----- Provided records

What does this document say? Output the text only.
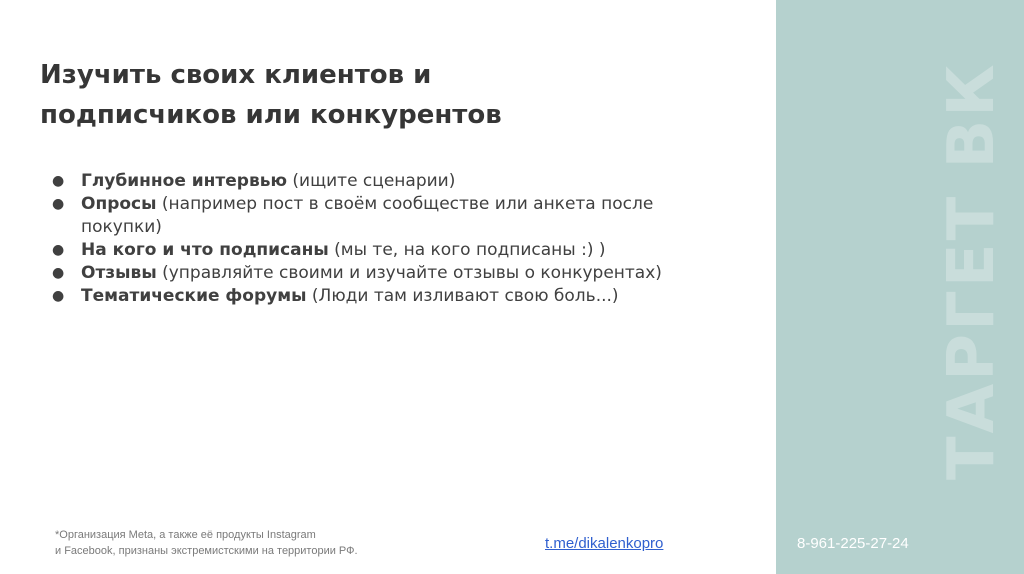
ТАРГЕТ ВК
Изучить своих клиентов и
подписчиков или конкурентов
● Глубинное интервью (ищите сценарии)
● Опросы (например пост в своём сообществе или анкета после покупки)
● На кого и что подписаны (мы те, на кого подписаны :) )
● Отзывы (управляйте своими и изучайте отзывы о конкурентах)
● Тематические форумы (Люди там изливают свою боль...)
*Организация Meta, а также её продукты Instagram
и Facebook, признаны экстремистскими на территории РФ.	t.me/dikalenkopro	8-961-225-27-24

----------

Short task: Print every record above exactly as written, leaving out the pictures.

Answer:
What does this document say? Output the text only.
ТАРГЕТ ВК
Изучить своих клиентов и
подписчиков или конкурентов
● Глубинное интервью (ищите сценарии)
● Опросы (например пост в своём сообществе или анкета после покупки)
● На кого и что подписаны (мы те, на кого подписаны :) )
● Отзывы (управляйте своими и изучайте отзывы о конкурентах)
● Тематические форумы (Люди там изливают свою боль...)
*Организация Meta, а также её продукты Instagram
и Facebook, признаны экстремистскими на территории РФ.	t.me/dikalenkopro	8-961-225-27-24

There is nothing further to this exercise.